━━ DATA FOR THIS TASK

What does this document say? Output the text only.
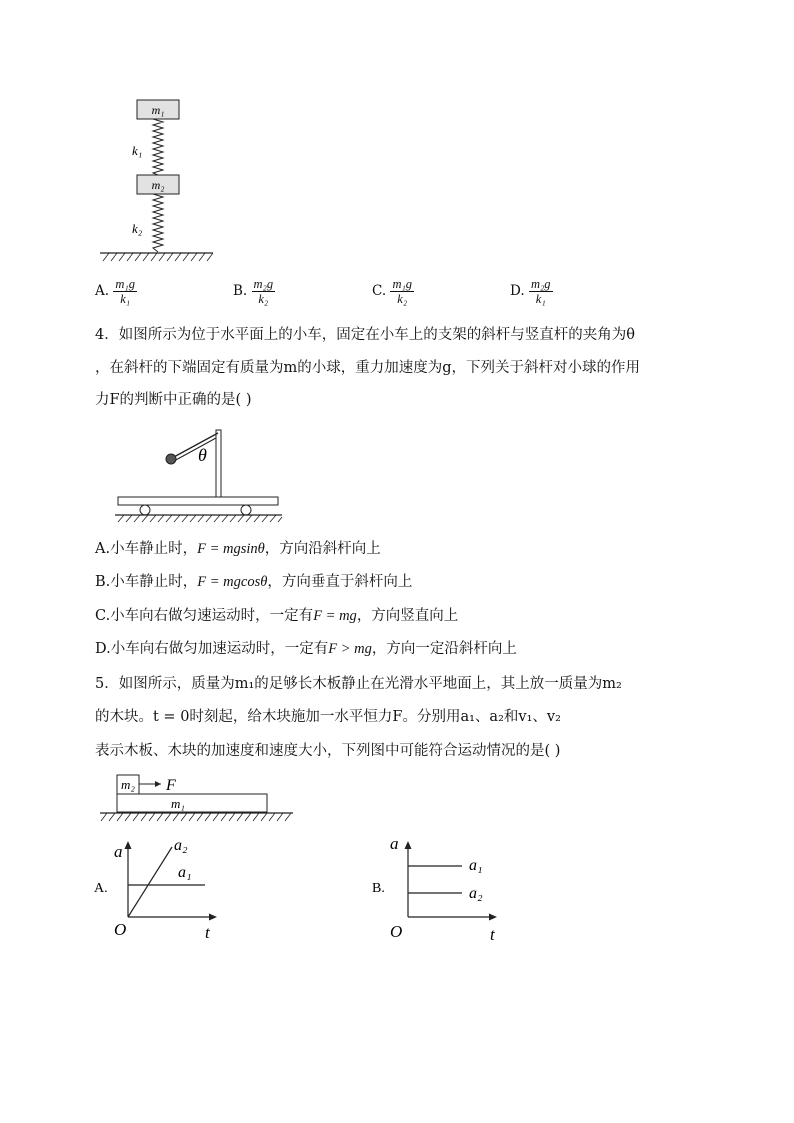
m₁
k₁
m₂
k₂
A. $\frac{\text{m₁g}}{\text{k₁}}$	B. $\frac{\text{m₂g}}{\text{k₂}}$	C. $\frac{\text{m₁g}}{\text{k₂}}$	D. $\frac{\text{m₂g}}{\text{k₁}}$
4．如图所示为位于水平面上的小车，固定在小车上的支架的斜杆与竖直杆的夹角为θ
，在斜杆的下端固定有质量为m的小球，重力加速度为g，下列关于斜杆对小球的作用
力F的判断中正确的是( )
θ
A.小车静止时，F = mgsinθ，方向沿斜杆向上
B.小车静止时，F = mgcosθ，方向垂直于斜杆向上
C.小车向右做匀速运动时，一定有F = mg，方向竖直向上
D.小车向右做匀加速运动时，一定有F > mg，方向一定沿斜杆向上
5．如图所示，质量为m₁的足够长木板静止在光滑水平地面上，其上放一质量为m₂
的木块。t = 0时刻起，给木块施加一水平恒力F。分别用a₁、a₂和v₁、v₂
表示木板、木块的加速度和速度大小，下列图中可能符合运动情况的是( )
m₂ F
m₁
A.
a
t
O
a₂
a₁
B.
a
t
O
a₁
a₂
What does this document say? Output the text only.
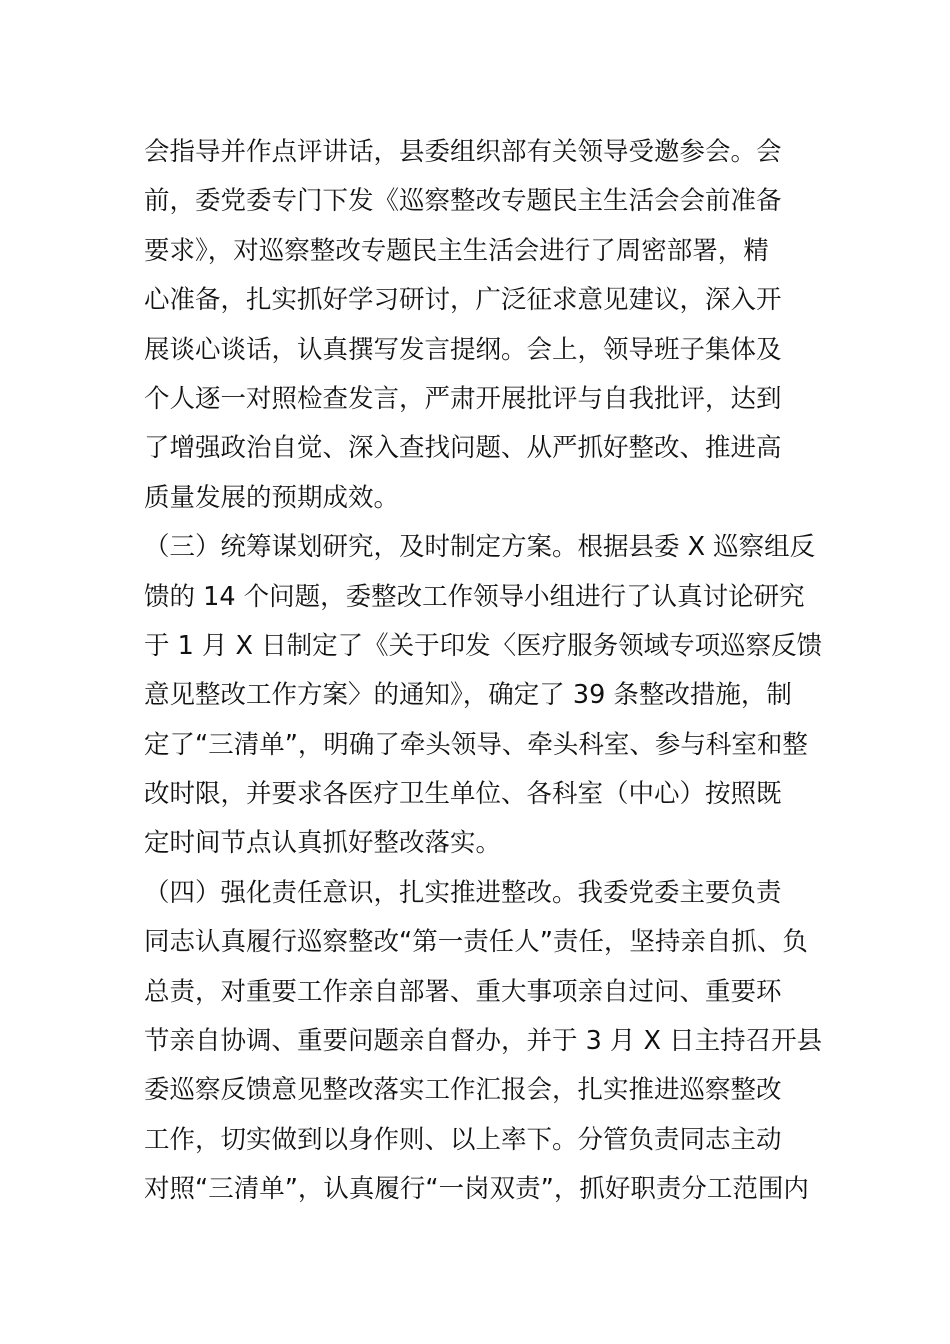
会指导并作点评讲话，县委组织部有关领导受邀参会。会
前，委党委专门下发《巡察整改专题民主生活会会前准备
要求》，对巡察整改专题民主生活会进行了周密部署，精
心准备，扎实抓好学习研讨，广泛征求意见建议，深入开
展谈心谈话，认真撰写发言提纲。会上，领导班子集体及
个人逐一对照检查发言，严肃开展批评与自我批评，达到
了增强政治自觉、深入查找问题、从严抓好整改、推进高
质量发展的预期成效。
（三）统筹谋划研究，及时制定方案。根据县委 X 巡察组反
馈的 14 个问题，委整改工作领导小组进行了认真讨论研究
于 1 月 X 日制定了《关于印发〈医疗服务领域专项巡察反馈
意见整改工作方案〉的通知》，确定了 39 条整改措施，制
定了“三清单”，明确了牵头领导、牵头科室、参与科室和整
改时限，并要求各医疗卫生单位、各科室（中心）按照既
定时间节点认真抓好整改落实。
（四）强化责任意识，扎实推进整改。我委党委主要负责
同志认真履行巡察整改“第一责任人”责任，坚持亲自抓、负
总责，对重要工作亲自部署、重大事项亲自过问、重要环
节亲自协调、重要问题亲自督办，并于 3 月 X 日主持召开县
委巡察反馈意见整改落实工作汇报会，扎实推进巡察整改
工作，切实做到以身作则、以上率下。分管负责同志主动
对照“三清单”，认真履行“一岗双责”，抓好职责分工范围内
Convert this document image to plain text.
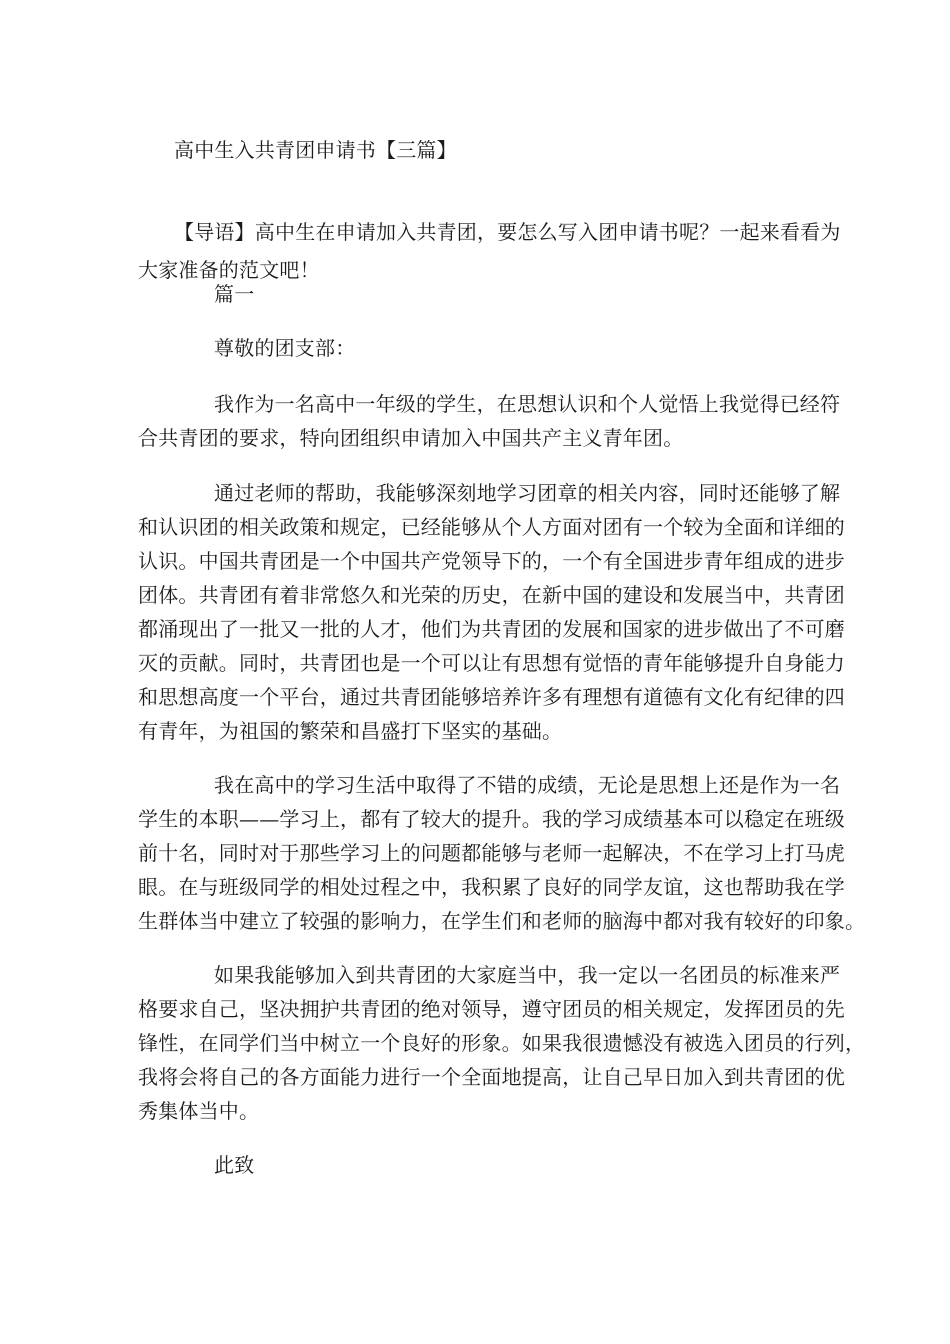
高中生入共青团申请书【三篇】
【导语】高中生在申请加入共青团，要怎么写入团申请书呢？一起来看看为
大家准备的范文吧！
篇一
尊敬的团支部：
我作为一名高中一年级的学生，在思想认识和个人觉悟上我觉得已经符
合共青团的要求，特向团组织申请加入中国共产主义青年团。
通过老师的帮助，我能够深刻地学习团章的相关内容，同时还能够了解
和认识团的相关政策和规定，已经能够从个人方面对团有一个较为全面和详细的
认识。中国共青团是一个中国共产党领导下的，一个有全国进步青年组成的进步
团体。共青团有着非常悠久和光荣的历史，在新中国的建设和发展当中，共青团
都涌现出了一批又一批的人才，他们为共青团的发展和国家的进步做出了不可磨
灭的贡献。同时，共青团也是一个可以让有思想有觉悟的青年能够提升自身能力
和思想高度一个平台，通过共青团能够培养许多有理想有道德有文化有纪律的四
有青年，为祖国的繁荣和昌盛打下坚实的基础。
我在高中的学习生活中取得了不错的成绩，无论是思想上还是作为一名
学生的本职——学习上，都有了较大的提升。我的学习成绩基本可以稳定在班级
前十名，同时对于那些学习上的问题都能够与老师一起解决，不在学习上打马虎
眼。在与班级同学的相处过程之中，我积累了良好的同学友谊，这也帮助我在学
生群体当中建立了较强的影响力，在学生们和老师的脑海中都对我有较好的印象。
如果我能够加入到共青团的大家庭当中，我一定以一名团员的标准来严
格要求自己，坚决拥护共青团的绝对领导，遵守团员的相关规定，发挥团员的先
锋性，在同学们当中树立一个良好的形象。如果我很遗憾没有被选入团员的行列，
我将会将自己的各方面能力进行一个全面地提高，让自己早日加入到共青团的优
秀集体当中。
此致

━━━━

**SET PROBLEM**
Images in the records should not be copied. Repeat all the rest exactly.

**RESULT**
What does this document say? Output the text only.
m₁
k₁
m₂
k₂
A. $\frac{\text{m₁g}}{\text{k₁}}$	B. $\frac{\text{m₂g}}{\text{k₂}}$	C. $\frac{\text{m₁g}}{\text{k₂}}$	D. $\frac{\text{m₂g}}{\text{k₁}}$
4．如图所示为位于水平面上的小车，固定在小车上的支架的斜杆与竖直杆的夹角为θ
，在斜杆的下端固定有质量为m的小球，重力加速度为g，下列关于斜杆对小球的作用
力F的判断中正确的是( )
θ
A.小车静止时，F = mgsinθ，方向沿斜杆向上
B.小车静止时，F = mgcosθ，方向垂直于斜杆向上
C.小车向右做匀速运动时，一定有F = mg，方向竖直向上
D.小车向右做匀加速运动时，一定有F > mg，方向一定沿斜杆向上
5．如图所示，质量为m₁的足够长木板静止在光滑水平地面上，其上放一质量为m₂
的木块。t = 0时刻起，给木块施加一水平恒力F。分别用a₁、a₂和v₁、v₂
表示木板、木块的加速度和速度大小，下列图中可能符合运动情况的是( )
m₂ F
m₁
A.
a
t
O
a₂
a₁
B.
a
t
O
a₁
a₂
What does this document say? Output the text only.
会指导并作点评讲话，县委组织部有关领导受邀参会。会
前，委党委专门下发《巡察整改专题民主生活会会前准备
要求》，对巡察整改专题民主生活会进行了周密部署，精
心准备，扎实抓好学习研讨，广泛征求意见建议，深入开
展谈心谈话，认真撰写发言提纲。会上，领导班子集体及
个人逐一对照检查发言，严肃开展批评与自我批评，达到
了增强政治自觉、深入查找问题、从严抓好整改、推进高
质量发展的预期成效。
（三）统筹谋划研究，及时制定方案。根据县委 X 巡察组反
馈的 14 个问题，委整改工作领导小组进行了认真讨论研究
于 1 月 X 日制定了《关于印发〈医疗服务领域专项巡察反馈
意见整改工作方案〉的通知》，确定了 39 条整改措施，制
定了“三清单”，明确了牵头领导、牵头科室、参与科室和整
改时限，并要求各医疗卫生单位、各科室（中心）按照既
定时间节点认真抓好整改落实。
（四）强化责任意识，扎实推进整改。我委党委主要负责
同志认真履行巡察整改“第一责任人”责任，坚持亲自抓、负
总责，对重要工作亲自部署、重大事项亲自过问、重要环
节亲自协调、重要问题亲自督办，并于 3 月 X 日主持召开县
委巡察反馈意见整改落实工作汇报会，扎实推进巡察整改
工作，切实做到以身作则、以上率下。分管负责同志主动
对照“三清单”，认真履行“一岗双责”，抓好职责分工范围内
Convert this document image to plain text.
高中生入共青团申请书【三篇】
【导语】高中生在申请加入共青团，要怎么写入团申请书呢？一起来看看为
大家准备的范文吧！
篇一
尊敬的团支部：
我作为一名高中一年级的学生，在思想认识和个人觉悟上我觉得已经符
合共青团的要求，特向团组织申请加入中国共产主义青年团。
通过老师的帮助，我能够深刻地学习团章的相关内容，同时还能够了解
和认识团的相关政策和规定，已经能够从个人方面对团有一个较为全面和详细的
认识。中国共青团是一个中国共产党领导下的，一个有全国进步青年组成的进步
团体。共青团有着非常悠久和光荣的历史，在新中国的建设和发展当中，共青团
都涌现出了一批又一批的人才，他们为共青团的发展和国家的进步做出了不可磨
灭的贡献。同时，共青团也是一个可以让有思想有觉悟的青年能够提升自身能力
和思想高度一个平台，通过共青团能够培养许多有理想有道德有文化有纪律的四
有青年，为祖国的繁荣和昌盛打下坚实的基础。
我在高中的学习生活中取得了不错的成绩，无论是思想上还是作为一名
学生的本职——学习上，都有了较大的提升。我的学习成绩基本可以稳定在班级
前十名，同时对于那些学习上的问题都能够与老师一起解决，不在学习上打马虎
眼。在与班级同学的相处过程之中，我积累了良好的同学友谊，这也帮助我在学
生群体当中建立了较强的影响力，在学生们和老师的脑海中都对我有较好的印象。
如果我能够加入到共青团的大家庭当中，我一定以一名团员的标准来严
格要求自己，坚决拥护共青团的绝对领导，遵守团员的相关规定，发挥团员的先
锋性，在同学们当中树立一个良好的形象。如果我很遗憾没有被选入团员的行列，
我将会将自己的各方面能力进行一个全面地提高，让自己早日加入到共青团的优
秀集体当中。
此致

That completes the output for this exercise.